Records from a dataset:
—————
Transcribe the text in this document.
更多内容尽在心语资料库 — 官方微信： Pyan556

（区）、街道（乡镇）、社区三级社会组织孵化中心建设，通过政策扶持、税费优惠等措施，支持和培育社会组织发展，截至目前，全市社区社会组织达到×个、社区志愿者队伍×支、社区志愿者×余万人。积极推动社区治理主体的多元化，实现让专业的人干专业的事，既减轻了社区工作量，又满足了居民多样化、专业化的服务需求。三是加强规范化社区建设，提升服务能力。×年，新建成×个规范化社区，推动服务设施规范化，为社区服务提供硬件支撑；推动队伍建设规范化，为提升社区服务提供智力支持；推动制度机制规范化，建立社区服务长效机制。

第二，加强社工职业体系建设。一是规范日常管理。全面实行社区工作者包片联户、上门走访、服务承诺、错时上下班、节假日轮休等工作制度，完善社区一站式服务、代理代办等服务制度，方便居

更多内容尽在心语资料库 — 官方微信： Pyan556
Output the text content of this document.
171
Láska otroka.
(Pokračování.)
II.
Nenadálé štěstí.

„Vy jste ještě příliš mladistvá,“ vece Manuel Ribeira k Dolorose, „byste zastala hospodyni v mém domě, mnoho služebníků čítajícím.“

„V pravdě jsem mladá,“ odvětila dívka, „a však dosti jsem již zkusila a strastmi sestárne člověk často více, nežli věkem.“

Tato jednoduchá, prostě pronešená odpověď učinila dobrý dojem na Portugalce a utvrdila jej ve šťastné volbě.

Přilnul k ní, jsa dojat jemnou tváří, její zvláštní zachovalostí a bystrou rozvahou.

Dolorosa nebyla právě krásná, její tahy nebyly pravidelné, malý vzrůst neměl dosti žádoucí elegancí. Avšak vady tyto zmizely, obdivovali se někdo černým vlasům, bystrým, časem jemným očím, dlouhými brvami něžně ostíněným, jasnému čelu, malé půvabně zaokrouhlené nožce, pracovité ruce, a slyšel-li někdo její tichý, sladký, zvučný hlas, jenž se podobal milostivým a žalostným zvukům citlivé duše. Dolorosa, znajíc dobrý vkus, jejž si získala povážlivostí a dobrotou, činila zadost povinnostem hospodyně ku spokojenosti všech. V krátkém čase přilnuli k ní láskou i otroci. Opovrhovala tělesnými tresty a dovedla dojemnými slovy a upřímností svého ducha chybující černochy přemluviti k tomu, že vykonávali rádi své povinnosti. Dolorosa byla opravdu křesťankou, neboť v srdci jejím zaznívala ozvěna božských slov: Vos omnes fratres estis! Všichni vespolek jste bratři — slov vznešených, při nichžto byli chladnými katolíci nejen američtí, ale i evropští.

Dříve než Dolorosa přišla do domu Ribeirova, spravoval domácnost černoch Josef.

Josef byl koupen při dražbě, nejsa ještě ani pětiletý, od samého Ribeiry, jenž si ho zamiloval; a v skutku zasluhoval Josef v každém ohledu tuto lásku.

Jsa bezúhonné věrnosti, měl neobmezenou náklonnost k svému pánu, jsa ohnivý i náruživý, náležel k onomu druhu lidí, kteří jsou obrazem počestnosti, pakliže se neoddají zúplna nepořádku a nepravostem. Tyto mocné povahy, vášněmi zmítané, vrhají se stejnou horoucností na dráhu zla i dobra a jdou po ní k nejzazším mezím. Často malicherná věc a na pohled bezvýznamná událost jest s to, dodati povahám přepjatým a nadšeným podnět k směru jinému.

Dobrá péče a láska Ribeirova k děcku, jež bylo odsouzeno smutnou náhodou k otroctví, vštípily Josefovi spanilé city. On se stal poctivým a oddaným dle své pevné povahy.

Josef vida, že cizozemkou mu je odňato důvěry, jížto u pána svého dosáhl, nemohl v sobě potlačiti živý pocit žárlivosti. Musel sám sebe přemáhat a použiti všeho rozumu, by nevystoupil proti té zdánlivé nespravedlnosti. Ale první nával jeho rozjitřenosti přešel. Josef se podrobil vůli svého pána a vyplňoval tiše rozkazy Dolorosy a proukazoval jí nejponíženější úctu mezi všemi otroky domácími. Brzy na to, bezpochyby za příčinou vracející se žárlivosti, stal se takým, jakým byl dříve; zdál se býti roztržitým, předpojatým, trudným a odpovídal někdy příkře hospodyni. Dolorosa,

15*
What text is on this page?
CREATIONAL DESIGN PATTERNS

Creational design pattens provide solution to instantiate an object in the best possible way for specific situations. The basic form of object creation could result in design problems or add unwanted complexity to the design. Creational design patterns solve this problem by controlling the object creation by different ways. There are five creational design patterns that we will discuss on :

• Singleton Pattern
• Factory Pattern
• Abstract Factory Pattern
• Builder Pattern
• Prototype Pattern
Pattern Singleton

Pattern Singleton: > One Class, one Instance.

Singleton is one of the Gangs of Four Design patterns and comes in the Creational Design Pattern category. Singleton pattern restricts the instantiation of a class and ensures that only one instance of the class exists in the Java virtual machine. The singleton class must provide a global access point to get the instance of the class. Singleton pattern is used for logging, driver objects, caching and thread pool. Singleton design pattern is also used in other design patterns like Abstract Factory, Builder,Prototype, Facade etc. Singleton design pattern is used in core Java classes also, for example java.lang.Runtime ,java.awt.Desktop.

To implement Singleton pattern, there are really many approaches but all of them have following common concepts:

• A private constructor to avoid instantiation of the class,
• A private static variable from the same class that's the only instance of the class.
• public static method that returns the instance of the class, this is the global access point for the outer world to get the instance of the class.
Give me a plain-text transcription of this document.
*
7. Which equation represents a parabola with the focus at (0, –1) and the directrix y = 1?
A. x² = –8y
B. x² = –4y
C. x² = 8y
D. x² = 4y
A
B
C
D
—————
• Challenge:
Locate "Give me a plain-text" in the data above. Then repeat, exactly, its line and each line after it through the last, adding nothing.

• Response to this exercise:
Give me a plain-text transcription of this document.
*
7. Which equation represents a parabola with the focus at (0, –1) and the directrix y = 1?
A. x² = –8y
B. x² = –4y
C. x² = 8y
D. x² = 4y
A
B
C
D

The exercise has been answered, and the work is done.